Leave out the pictures and repeat every record exactly.

• Provided records
+ + + + + + +
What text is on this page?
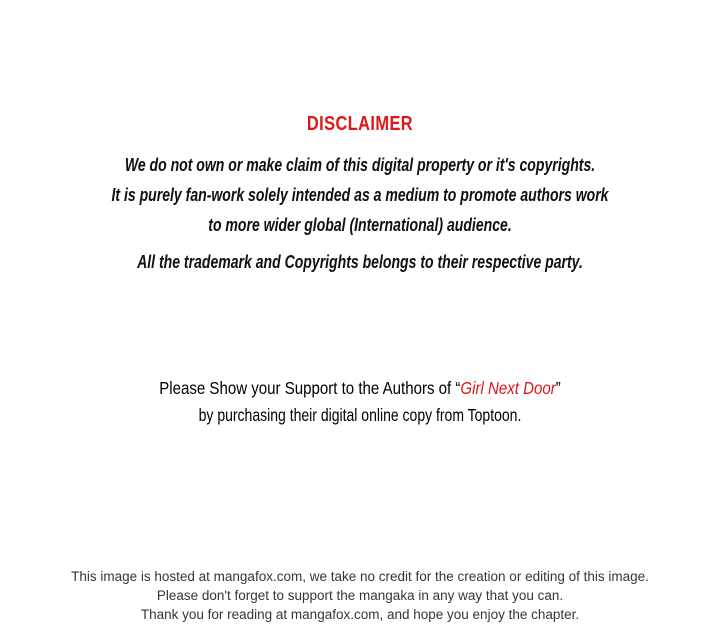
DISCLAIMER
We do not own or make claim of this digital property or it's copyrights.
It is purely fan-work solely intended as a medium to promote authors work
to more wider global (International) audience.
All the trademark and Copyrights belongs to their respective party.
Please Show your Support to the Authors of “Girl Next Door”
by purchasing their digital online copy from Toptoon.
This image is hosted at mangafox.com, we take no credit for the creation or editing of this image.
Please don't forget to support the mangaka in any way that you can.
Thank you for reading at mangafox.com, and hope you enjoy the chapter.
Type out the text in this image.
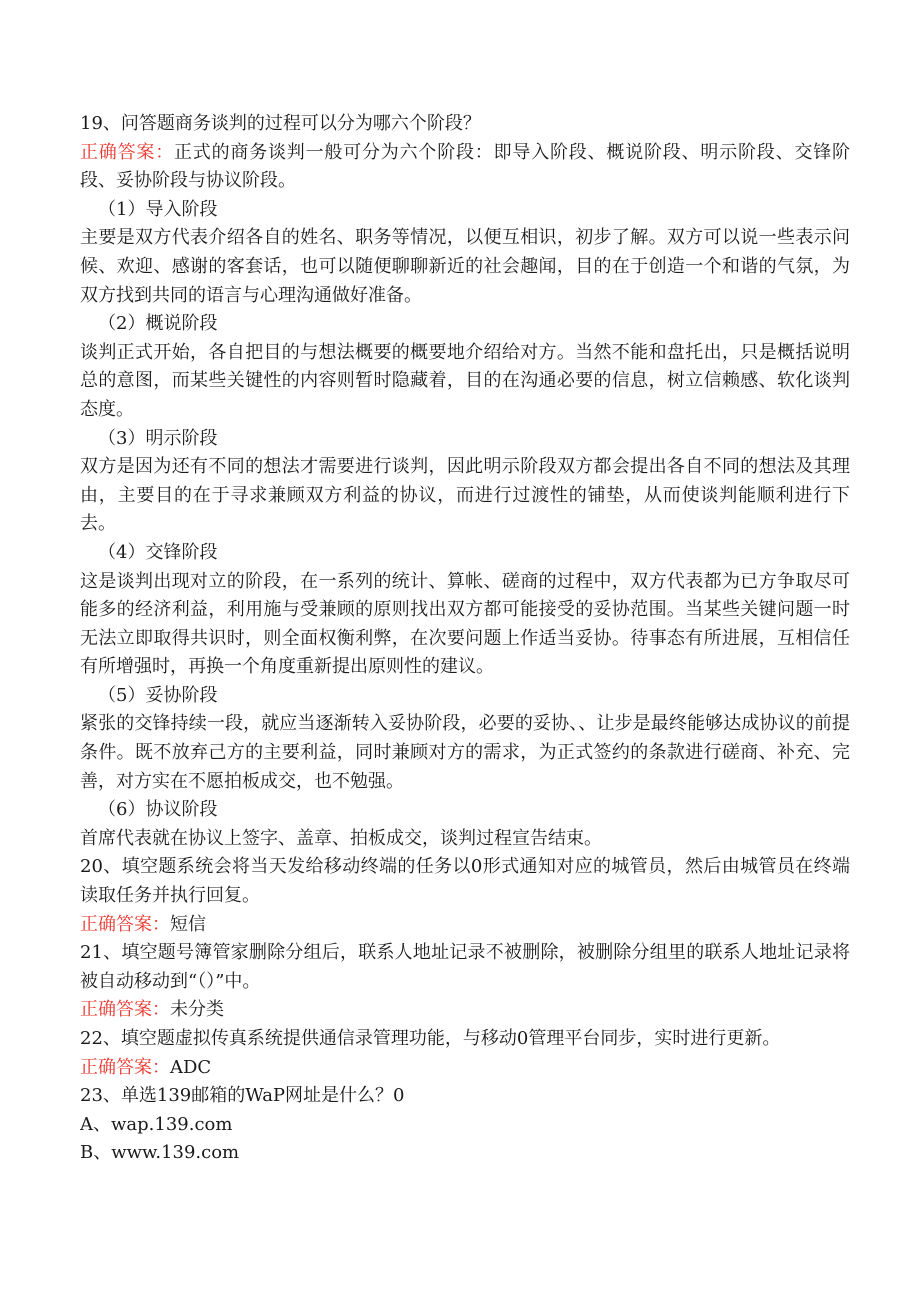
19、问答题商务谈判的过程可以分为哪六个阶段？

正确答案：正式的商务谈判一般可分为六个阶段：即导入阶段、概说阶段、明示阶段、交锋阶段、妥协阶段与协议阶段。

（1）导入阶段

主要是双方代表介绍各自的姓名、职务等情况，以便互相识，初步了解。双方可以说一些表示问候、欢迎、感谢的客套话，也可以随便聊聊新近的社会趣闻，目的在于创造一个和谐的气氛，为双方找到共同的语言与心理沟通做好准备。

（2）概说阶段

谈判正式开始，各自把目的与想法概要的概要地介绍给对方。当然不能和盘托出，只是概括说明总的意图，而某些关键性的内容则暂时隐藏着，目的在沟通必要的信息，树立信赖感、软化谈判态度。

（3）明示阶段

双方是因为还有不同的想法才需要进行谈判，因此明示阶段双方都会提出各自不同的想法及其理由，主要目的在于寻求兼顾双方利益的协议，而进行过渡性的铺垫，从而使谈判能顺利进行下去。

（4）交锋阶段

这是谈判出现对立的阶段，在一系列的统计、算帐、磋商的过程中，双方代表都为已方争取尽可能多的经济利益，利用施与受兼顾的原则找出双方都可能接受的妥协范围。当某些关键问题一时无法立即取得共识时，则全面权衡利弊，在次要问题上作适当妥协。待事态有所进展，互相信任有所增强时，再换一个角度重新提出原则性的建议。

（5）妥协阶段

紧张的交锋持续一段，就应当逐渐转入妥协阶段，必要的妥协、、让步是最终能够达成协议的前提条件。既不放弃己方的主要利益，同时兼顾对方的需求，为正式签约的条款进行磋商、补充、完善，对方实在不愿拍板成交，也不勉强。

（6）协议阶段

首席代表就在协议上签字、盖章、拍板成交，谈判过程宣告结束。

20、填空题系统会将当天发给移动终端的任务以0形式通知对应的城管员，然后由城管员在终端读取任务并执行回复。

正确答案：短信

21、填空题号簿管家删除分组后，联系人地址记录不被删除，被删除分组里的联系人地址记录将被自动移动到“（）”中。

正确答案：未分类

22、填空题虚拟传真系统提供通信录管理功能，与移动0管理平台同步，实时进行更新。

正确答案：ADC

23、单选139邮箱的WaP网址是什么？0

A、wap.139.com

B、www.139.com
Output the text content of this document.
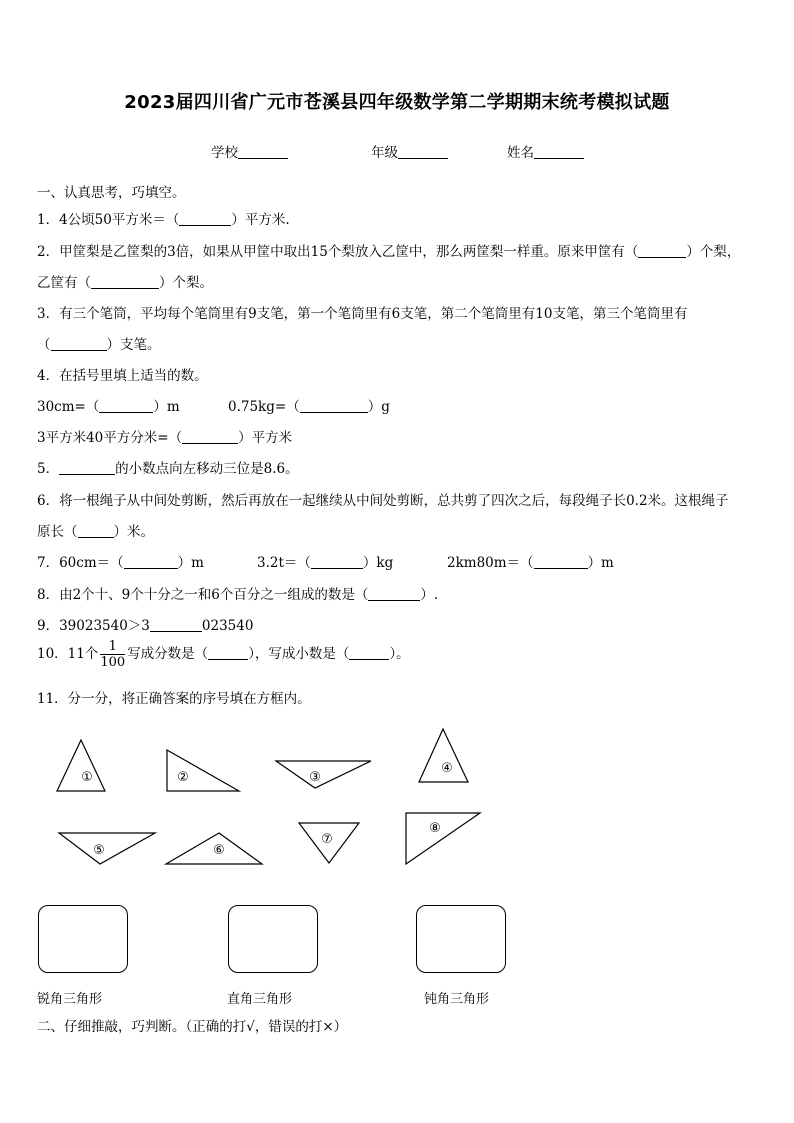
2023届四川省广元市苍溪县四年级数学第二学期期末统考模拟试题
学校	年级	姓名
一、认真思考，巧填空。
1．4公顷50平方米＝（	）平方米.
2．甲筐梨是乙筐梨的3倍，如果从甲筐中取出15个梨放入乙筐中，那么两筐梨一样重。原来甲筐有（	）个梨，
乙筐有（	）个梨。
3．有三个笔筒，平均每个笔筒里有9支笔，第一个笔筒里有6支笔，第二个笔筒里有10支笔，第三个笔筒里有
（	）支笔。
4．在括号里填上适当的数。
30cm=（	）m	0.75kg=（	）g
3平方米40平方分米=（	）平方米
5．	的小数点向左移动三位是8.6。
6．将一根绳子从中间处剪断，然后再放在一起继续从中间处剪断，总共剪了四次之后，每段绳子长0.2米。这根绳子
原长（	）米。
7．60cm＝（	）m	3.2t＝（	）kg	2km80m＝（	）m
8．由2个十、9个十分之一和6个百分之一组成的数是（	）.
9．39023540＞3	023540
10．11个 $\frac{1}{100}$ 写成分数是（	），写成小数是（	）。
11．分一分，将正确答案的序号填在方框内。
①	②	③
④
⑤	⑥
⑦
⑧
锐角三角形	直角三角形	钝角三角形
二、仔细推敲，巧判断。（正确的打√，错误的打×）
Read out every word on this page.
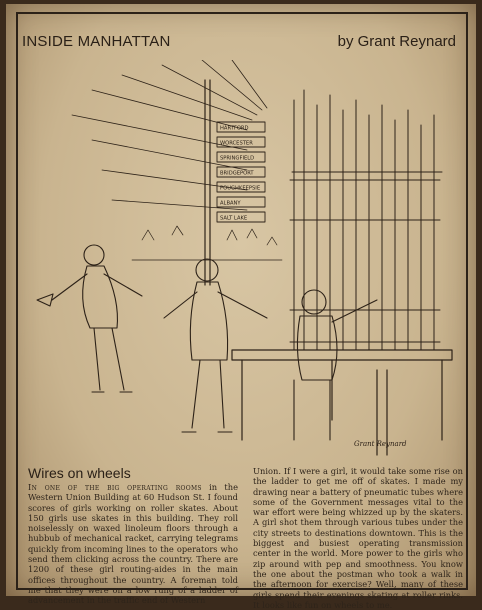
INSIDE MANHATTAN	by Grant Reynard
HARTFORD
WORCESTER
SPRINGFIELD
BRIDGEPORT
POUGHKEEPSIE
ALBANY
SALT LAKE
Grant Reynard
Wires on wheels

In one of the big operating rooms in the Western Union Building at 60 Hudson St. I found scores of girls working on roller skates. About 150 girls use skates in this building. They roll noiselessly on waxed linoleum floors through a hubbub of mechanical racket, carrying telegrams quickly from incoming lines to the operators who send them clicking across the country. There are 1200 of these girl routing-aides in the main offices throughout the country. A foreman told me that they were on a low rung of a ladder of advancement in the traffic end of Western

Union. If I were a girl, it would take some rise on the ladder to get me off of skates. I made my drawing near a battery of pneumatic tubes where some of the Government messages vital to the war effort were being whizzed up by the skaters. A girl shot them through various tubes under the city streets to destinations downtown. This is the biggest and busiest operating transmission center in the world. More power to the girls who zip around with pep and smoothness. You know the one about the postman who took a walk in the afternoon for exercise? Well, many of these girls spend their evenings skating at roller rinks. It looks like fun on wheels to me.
+ + + + + + +
• Correct output
What text is on this page?
DISCLAIMER
We do not own or make claim of this digital property or it's copyrights.
It is purely fan-work solely intended as a medium to promote authors work
to more wider global (International) audience.
All the trademark and Copyrights belongs to their respective party.
Please Show your Support to the Authors of “Girl Next Door”
by purchasing their digital online copy from Toptoon.
This image is hosted at mangafox.com, we take no credit for the creation or editing of this image.
Please don't forget to support the mangaka in any way that you can.
Thank you for reading at mangafox.com, and hope you enjoy the chapter.
Type out the text in this image.
19、问答题商务谈判的过程可以分为哪六个阶段？

正确答案：正式的商务谈判一般可分为六个阶段：即导入阶段、概说阶段、明示阶段、交锋阶段、妥协阶段与协议阶段。

（1）导入阶段

主要是双方代表介绍各自的姓名、职务等情况，以便互相识，初步了解。双方可以说一些表示问候、欢迎、感谢的客套话，也可以随便聊聊新近的社会趣闻，目的在于创造一个和谐的气氛，为双方找到共同的语言与心理沟通做好准备。

（2）概说阶段

谈判正式开始，各自把目的与想法概要的概要地介绍给对方。当然不能和盘托出，只是概括说明总的意图，而某些关键性的内容则暂时隐藏着，目的在沟通必要的信息，树立信赖感、软化谈判态度。

（3）明示阶段

双方是因为还有不同的想法才需要进行谈判，因此明示阶段双方都会提出各自不同的想法及其理由，主要目的在于寻求兼顾双方利益的协议，而进行过渡性的铺垫，从而使谈判能顺利进行下去。

（4）交锋阶段

这是谈判出现对立的阶段，在一系列的统计、算帐、磋商的过程中，双方代表都为已方争取尽可能多的经济利益，利用施与受兼顾的原则找出双方都可能接受的妥协范围。当某些关键问题一时无法立即取得共识时，则全面权衡利弊，在次要问题上作适当妥协。待事态有所进展，互相信任有所增强时，再换一个角度重新提出原则性的建议。

（5）妥协阶段

紧张的交锋持续一段，就应当逐渐转入妥协阶段，必要的妥协、、让步是最终能够达成协议的前提条件。既不放弃己方的主要利益，同时兼顾对方的需求，为正式签约的条款进行磋商、补充、完善，对方实在不愿拍板成交，也不勉强。

（6）协议阶段

首席代表就在协议上签字、盖章、拍板成交，谈判过程宣告结束。

20、填空题系统会将当天发给移动终端的任务以0形式通知对应的城管员，然后由城管员在终端读取任务并执行回复。

正确答案：短信

21、填空题号簿管家删除分组后，联系人地址记录不被删除，被删除分组里的联系人地址记录将被自动移动到“（）”中。

正确答案：未分类

22、填空题虚拟传真系统提供通信录管理功能，与移动0管理平台同步，实时进行更新。

正确答案：ADC

23、单选139邮箱的WaP网址是什么？0

A、wap.139.com

B、www.139.com
Output the text content of this document.
2023届四川省广元市苍溪县四年级数学第二学期期末统考模拟试题
学校	年级	姓名
一、认真思考，巧填空。
1．4公顷50平方米＝（	）平方米.
2．甲筐梨是乙筐梨的3倍，如果从甲筐中取出15个梨放入乙筐中，那么两筐梨一样重。原来甲筐有（	）个梨，
乙筐有（	）个梨。
3．有三个笔筒，平均每个笔筒里有9支笔，第一个笔筒里有6支笔，第二个笔筒里有10支笔，第三个笔筒里有
（	）支笔。
4．在括号里填上适当的数。
30cm=（	）m	0.75kg=（	）g
3平方米40平方分米=（	）平方米
5．	的小数点向左移动三位是8.6。
6．将一根绳子从中间处剪断，然后再放在一起继续从中间处剪断，总共剪了四次之后，每段绳子长0.2米。这根绳子
原长（	）米。
7．60cm＝（	）m	3.2t＝（	）kg	2km80m＝（	）m
8．由2个十、9个十分之一和6个百分之一组成的数是（	）.
9．39023540＞3	023540
10．11个 $\frac{1}{100}$ 写成分数是（	），写成小数是（	）。
11．分一分，将正确答案的序号填在方框内。
①	②	③
④
⑤	⑥
⑦
⑧
锐角三角形	直角三角形	钝角三角形
二、仔细推敲，巧判断。（正确的打√，错误的打×）
Read out every word on this page.
INSIDE MANHATTAN	by Grant Reynard
HARTFORD
WORCESTER
SPRINGFIELD
BRIDGEPORT
POUGHKEEPSIE
ALBANY
SALT LAKE
Grant Reynard
Wires on wheels

In one of the big operating rooms in the Western Union Building at 60 Hudson St. I found scores of girls working on roller skates. About 150 girls use skates in this building. They roll noiselessly on waxed linoleum floors through a hubbub of mechanical racket, carrying telegrams quickly from incoming lines to the operators who send them clicking across the country. There are 1200 of these girl routing-aides in the main offices throughout the country. A foreman told me that they were on a low rung of a ladder of advancement in the traffic end of Western

Union. If I were a girl, it would take some rise on the ladder to get me off of skates. I made my drawing near a battery of pneumatic tubes where some of the Government messages vital to the war effort were being whizzed up by the skaters. A girl shot them through various tubes under the city streets to destinations downtown. This is the biggest and busiest operating transmission center in the world. More power to the girls who zip around with pep and smoothness. You know the one about the postman who took a walk in the afternoon for exercise? Well, many of these girls spend their evenings skating at roller rinks. It looks like fun on wheels to me.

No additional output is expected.